### What this task involves
Reply with the count of lines holding "text", nothing more.

### Data entries
────────────────────

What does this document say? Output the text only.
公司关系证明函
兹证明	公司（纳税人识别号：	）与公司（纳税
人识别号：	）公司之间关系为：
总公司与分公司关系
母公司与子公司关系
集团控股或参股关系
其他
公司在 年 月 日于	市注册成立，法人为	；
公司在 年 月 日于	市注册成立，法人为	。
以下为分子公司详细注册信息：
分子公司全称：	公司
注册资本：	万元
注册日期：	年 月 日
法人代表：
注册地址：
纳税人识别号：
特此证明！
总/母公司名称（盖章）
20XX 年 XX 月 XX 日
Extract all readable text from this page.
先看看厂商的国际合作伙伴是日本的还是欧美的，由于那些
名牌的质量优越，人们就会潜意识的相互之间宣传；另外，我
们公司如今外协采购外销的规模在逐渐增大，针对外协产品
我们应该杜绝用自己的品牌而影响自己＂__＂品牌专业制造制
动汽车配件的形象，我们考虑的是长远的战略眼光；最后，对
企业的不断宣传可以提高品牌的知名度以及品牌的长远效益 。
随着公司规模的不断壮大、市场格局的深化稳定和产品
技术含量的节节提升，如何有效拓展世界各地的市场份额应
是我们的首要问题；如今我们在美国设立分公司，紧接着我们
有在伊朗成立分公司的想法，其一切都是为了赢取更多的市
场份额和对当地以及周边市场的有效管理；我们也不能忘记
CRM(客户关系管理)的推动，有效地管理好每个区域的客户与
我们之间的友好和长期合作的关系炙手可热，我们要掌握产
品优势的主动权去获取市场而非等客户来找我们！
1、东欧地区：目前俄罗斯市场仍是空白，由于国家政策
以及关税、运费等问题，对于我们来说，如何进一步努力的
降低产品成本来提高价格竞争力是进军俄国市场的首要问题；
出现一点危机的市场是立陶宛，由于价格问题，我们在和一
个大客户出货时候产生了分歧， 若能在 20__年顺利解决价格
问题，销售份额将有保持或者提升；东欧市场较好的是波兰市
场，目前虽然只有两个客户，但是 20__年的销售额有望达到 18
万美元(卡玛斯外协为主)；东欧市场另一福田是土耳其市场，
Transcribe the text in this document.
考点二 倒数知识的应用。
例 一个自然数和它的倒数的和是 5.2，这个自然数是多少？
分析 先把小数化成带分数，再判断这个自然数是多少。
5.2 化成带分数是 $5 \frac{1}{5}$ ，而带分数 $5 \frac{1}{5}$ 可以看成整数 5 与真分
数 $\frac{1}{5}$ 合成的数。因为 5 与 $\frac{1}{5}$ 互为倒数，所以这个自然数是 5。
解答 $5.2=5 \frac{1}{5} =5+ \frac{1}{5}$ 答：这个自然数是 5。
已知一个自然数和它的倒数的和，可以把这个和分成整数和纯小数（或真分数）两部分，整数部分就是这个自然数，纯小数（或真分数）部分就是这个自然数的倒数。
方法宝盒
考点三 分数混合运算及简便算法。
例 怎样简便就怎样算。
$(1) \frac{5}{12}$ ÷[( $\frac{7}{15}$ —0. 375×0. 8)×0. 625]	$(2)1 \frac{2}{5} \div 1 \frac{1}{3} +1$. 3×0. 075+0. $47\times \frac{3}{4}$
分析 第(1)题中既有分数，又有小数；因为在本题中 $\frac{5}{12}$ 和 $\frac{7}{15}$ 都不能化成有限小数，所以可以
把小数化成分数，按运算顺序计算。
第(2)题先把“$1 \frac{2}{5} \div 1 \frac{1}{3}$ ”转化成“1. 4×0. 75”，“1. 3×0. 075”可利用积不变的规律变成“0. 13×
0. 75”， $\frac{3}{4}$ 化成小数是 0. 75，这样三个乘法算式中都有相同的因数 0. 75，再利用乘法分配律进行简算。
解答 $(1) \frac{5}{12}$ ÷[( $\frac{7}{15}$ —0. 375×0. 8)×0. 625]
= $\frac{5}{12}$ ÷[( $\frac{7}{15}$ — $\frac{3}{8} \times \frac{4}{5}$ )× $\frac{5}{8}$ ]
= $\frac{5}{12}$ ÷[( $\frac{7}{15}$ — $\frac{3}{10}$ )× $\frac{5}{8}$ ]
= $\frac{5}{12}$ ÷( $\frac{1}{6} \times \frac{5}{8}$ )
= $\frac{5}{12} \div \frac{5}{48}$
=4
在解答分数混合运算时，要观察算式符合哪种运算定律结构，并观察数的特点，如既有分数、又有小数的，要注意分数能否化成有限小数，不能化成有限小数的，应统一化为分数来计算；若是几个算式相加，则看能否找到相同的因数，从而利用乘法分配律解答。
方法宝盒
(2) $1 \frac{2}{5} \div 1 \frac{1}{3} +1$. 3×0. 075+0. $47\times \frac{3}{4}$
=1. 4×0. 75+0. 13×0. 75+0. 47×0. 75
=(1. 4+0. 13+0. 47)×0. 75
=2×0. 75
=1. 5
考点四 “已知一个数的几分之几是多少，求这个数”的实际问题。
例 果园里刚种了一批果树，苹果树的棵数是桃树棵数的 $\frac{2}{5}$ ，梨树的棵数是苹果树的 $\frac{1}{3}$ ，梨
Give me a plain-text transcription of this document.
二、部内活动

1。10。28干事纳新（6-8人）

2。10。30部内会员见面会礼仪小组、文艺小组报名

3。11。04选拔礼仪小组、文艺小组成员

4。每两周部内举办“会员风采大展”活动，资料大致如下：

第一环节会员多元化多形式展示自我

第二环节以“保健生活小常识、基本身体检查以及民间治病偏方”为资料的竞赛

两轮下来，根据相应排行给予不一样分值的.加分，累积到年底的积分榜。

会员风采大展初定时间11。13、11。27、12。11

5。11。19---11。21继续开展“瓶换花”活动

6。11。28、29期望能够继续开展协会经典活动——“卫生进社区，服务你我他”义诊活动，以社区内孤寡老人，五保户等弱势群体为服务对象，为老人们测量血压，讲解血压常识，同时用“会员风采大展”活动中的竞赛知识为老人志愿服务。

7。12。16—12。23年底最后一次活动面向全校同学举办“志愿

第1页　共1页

────────────────────

### Result
4